━━ Dataset records
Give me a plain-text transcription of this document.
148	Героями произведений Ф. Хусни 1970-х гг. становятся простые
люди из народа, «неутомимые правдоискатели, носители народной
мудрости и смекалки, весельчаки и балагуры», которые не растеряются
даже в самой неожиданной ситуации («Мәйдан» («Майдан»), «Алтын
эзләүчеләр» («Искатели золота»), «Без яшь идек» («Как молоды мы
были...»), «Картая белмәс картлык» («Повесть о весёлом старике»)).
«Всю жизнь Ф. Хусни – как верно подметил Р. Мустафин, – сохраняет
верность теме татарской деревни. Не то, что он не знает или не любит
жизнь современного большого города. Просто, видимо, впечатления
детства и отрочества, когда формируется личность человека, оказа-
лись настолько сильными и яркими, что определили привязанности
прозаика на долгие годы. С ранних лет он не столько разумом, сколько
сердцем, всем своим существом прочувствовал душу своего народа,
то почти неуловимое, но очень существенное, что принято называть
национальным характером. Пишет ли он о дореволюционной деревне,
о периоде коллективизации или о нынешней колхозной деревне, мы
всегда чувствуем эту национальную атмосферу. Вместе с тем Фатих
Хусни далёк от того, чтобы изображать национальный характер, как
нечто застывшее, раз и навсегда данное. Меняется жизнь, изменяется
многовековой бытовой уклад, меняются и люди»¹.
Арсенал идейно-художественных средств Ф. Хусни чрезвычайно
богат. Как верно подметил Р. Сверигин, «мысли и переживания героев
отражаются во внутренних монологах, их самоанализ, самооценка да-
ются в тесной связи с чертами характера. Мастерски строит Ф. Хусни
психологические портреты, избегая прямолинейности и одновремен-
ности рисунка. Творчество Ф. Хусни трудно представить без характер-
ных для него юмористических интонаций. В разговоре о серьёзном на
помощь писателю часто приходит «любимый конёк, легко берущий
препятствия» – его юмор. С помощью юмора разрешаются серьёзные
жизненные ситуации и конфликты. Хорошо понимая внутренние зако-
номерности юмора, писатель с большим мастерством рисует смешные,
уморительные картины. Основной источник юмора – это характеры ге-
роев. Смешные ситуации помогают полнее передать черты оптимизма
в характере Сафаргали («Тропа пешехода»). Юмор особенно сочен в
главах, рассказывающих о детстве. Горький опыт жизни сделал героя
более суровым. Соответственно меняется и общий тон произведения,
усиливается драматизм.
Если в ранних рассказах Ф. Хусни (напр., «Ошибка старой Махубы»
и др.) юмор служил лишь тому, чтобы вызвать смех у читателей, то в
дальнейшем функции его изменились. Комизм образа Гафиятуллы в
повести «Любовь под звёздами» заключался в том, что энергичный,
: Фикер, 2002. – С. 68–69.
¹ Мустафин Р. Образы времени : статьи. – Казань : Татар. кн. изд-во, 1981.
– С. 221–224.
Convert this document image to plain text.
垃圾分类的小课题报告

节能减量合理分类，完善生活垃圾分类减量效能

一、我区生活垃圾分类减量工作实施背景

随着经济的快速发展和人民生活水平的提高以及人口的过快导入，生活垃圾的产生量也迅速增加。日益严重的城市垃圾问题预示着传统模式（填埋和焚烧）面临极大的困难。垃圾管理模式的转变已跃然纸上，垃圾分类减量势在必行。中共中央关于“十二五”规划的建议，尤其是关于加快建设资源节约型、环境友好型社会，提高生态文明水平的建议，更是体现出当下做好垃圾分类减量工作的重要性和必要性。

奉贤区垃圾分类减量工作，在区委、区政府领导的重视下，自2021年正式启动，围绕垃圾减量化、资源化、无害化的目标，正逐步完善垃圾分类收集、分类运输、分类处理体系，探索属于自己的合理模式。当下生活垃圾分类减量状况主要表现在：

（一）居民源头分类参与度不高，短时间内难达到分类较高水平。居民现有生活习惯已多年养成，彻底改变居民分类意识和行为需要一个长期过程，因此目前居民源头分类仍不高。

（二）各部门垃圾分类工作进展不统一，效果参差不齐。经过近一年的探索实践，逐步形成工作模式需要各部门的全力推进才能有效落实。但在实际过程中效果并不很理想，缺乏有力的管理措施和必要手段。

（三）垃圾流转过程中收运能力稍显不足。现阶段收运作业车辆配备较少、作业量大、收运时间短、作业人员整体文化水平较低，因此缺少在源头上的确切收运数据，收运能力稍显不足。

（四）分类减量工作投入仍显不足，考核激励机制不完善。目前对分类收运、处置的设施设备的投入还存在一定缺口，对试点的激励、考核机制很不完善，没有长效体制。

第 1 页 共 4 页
━━━━
Quote the data above in full, changing nothing.

Solution below
Give me a plain-text transcription of this document.
148	Героями произведений Ф. Хусни 1970-х гг. становятся простые
люди из народа, «неутомимые правдоискатели, носители народной
мудрости и смекалки, весельчаки и балагуры», которые не растеряются
даже в самой неожиданной ситуации («Мәйдан» («Майдан»), «Алтын
эзләүчеләр» («Искатели золота»), «Без яшь идек» («Как молоды мы
были...»), «Картая белмәс картлык» («Повесть о весёлом старике»)).
«Всю жизнь Ф. Хусни – как верно подметил Р. Мустафин, – сохраняет
верность теме татарской деревни. Не то, что он не знает или не любит
жизнь современного большого города. Просто, видимо, впечатления
детства и отрочества, когда формируется личность человека, оказа-
лись настолько сильными и яркими, что определили привязанности
прозаика на долгие годы. С ранних лет он не столько разумом, сколько
сердцем, всем своим существом прочувствовал душу своего народа,
то почти неуловимое, но очень существенное, что принято называть
национальным характером. Пишет ли он о дореволюционной деревне,
о периоде коллективизации или о нынешней колхозной деревне, мы
всегда чувствуем эту национальную атмосферу. Вместе с тем Фатих
Хусни далёк от того, чтобы изображать национальный характер, как
нечто застывшее, раз и навсегда данное. Меняется жизнь, изменяется
многовековой бытовой уклад, меняются и люди»¹.
Арсенал идейно-художественных средств Ф. Хусни чрезвычайно
богат. Как верно подметил Р. Сверигин, «мысли и переживания героев
отражаются во внутренних монологах, их самоанализ, самооценка да-
ются в тесной связи с чертами характера. Мастерски строит Ф. Хусни
психологические портреты, избегая прямолинейности и одновремен-
ности рисунка. Творчество Ф. Хусни трудно представить без характер-
ных для него юмористических интонаций. В разговоре о серьёзном на
помощь писателю часто приходит «любимый конёк, легко берущий
препятствия» – его юмор. С помощью юмора разрешаются серьёзные
жизненные ситуации и конфликты. Хорошо понимая внутренние зако-
номерности юмора, писатель с большим мастерством рисует смешные,
уморительные картины. Основной источник юмора – это характеры ге-
роев. Смешные ситуации помогают полнее передать черты оптимизма
в характере Сафаргали («Тропа пешехода»). Юмор особенно сочен в
главах, рассказывающих о детстве. Горький опыт жизни сделал героя
более суровым. Соответственно меняется и общий тон произведения,
усиливается драматизм.
Если в ранних рассказах Ф. Хусни (напр., «Ошибка старой Махубы»
и др.) юмор служил лишь тому, чтобы вызвать смех у читателей, то в
дальнейшем функции его изменились. Комизм образа Гафиятуллы в
повести «Любовь под звёздами» заключался в том, что энергичный,
: Фикер, 2002. – С. 68–69.
¹ Мустафин Р. Образы времени : статьи. – Казань : Татар. кн. изд-во, 1981.
– С. 221–224.
Convert this document image to plain text.
垃圾分类的小课题报告

节能减量合理分类，完善生活垃圾分类减量效能

一、我区生活垃圾分类减量工作实施背景

随着经济的快速发展和人民生活水平的提高以及人口的过快导入，生活垃圾的产生量也迅速增加。日益严重的城市垃圾问题预示着传统模式（填埋和焚烧）面临极大的困难。垃圾管理模式的转变已跃然纸上，垃圾分类减量势在必行。中共中央关于“十二五”规划的建议，尤其是关于加快建设资源节约型、环境友好型社会，提高生态文明水平的建议，更是体现出当下做好垃圾分类减量工作的重要性和必要性。

奉贤区垃圾分类减量工作，在区委、区政府领导的重视下，自2021年正式启动，围绕垃圾减量化、资源化、无害化的目标，正逐步完善垃圾分类收集、分类运输、分类处理体系，探索属于自己的合理模式。当下生活垃圾分类减量状况主要表现在：

（一）居民源头分类参与度不高，短时间内难达到分类较高水平。居民现有生活习惯已多年养成，彻底改变居民分类意识和行为需要一个长期过程，因此目前居民源头分类仍不高。

（二）各部门垃圾分类工作进展不统一，效果参差不齐。经过近一年的探索实践，逐步形成工作模式需要各部门的全力推进才能有效落实。但在实际过程中效果并不很理想，缺乏有力的管理措施和必要手段。

（三）垃圾流转过程中收运能力稍显不足。现阶段收运作业车辆配备较少、作业量大、收运时间短、作业人员整体文化水平较低，因此缺少在源头上的确切收运数据，收运能力稍显不足。

（四）分类减量工作投入仍显不足，考核激励机制不完善。目前对分类收运、处置的设施设备的投入还存在一定缺口，对试点的激励、考核机制很不完善，没有长效体制。

第 1 页 共 4 页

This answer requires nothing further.